— Begin Source records —

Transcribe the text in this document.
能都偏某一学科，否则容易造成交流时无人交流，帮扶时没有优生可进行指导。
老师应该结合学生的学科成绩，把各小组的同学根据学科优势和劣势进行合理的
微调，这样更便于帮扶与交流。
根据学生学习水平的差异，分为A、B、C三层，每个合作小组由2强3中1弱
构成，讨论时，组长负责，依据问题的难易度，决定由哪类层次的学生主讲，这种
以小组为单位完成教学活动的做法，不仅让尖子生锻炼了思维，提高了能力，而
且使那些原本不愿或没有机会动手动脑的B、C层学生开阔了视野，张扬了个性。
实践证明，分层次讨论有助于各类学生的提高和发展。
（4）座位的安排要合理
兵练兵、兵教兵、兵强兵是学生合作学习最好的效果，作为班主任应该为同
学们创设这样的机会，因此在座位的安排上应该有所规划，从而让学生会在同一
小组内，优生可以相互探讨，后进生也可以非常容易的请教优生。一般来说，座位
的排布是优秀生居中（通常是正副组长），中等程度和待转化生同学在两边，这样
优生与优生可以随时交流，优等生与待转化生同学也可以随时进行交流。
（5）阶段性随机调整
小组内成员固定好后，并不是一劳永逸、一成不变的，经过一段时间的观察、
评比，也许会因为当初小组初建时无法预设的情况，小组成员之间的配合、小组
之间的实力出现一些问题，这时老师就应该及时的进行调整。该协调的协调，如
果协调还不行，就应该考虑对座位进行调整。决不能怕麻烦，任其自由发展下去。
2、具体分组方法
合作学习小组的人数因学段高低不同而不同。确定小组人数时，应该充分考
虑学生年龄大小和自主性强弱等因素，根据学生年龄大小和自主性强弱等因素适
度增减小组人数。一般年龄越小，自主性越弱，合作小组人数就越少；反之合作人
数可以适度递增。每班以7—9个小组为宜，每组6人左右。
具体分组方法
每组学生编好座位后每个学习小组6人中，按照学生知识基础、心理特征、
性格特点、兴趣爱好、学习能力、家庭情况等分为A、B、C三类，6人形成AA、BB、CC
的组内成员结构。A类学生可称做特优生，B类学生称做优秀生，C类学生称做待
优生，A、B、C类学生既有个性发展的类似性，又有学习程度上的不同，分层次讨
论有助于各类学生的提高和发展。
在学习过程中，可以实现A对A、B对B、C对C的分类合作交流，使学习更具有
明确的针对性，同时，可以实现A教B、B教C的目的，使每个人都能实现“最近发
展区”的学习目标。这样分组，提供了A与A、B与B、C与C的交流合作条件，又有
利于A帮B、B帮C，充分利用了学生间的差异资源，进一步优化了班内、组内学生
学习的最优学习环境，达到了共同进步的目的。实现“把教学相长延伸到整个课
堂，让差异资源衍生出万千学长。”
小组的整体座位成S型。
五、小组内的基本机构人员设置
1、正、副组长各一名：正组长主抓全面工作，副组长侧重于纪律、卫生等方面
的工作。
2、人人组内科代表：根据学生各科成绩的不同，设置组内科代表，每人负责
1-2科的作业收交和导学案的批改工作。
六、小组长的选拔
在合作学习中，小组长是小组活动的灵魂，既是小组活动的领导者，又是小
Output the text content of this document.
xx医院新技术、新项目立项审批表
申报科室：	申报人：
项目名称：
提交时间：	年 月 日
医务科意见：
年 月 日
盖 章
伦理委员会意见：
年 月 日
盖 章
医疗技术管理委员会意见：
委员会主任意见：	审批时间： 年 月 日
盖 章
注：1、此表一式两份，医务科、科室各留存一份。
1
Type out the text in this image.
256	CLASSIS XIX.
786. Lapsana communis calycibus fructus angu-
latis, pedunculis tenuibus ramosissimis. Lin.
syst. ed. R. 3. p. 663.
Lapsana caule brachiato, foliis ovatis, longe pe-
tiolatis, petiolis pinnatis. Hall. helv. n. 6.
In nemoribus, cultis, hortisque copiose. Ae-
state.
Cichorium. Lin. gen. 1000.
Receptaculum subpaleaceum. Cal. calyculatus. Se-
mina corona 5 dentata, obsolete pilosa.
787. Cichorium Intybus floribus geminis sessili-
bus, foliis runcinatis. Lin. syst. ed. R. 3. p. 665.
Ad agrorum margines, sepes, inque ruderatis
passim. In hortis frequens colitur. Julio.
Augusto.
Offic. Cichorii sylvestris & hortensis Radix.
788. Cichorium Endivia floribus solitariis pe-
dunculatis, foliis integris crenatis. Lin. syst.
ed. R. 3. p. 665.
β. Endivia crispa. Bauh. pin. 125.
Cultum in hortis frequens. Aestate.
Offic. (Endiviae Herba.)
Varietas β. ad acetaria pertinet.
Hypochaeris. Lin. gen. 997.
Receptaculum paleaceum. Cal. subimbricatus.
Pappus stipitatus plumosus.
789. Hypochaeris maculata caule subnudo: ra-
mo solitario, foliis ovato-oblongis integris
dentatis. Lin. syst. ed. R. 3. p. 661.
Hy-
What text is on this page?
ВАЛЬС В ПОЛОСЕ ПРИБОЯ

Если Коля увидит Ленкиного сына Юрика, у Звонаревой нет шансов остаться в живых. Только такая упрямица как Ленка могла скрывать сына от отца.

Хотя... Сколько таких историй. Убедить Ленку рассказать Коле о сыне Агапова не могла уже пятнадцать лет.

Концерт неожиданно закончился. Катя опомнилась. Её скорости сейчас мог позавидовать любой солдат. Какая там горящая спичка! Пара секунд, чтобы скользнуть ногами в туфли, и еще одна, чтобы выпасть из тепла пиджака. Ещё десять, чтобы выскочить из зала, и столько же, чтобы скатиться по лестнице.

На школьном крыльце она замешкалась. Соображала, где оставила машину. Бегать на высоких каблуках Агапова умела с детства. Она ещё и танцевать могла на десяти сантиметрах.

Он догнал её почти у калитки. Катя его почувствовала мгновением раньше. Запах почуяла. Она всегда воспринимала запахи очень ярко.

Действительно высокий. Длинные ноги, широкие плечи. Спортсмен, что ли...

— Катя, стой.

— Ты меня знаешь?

— End Source records —

Work to do: In the listing above, locate each line with "Cichorium" and copy it.

Exercise solution:
Cichorium. Lin. gen. 1000.
787. Cichorium Intybus floribus geminis sessili-
788. Cichorium Endivia floribus solitariis pe-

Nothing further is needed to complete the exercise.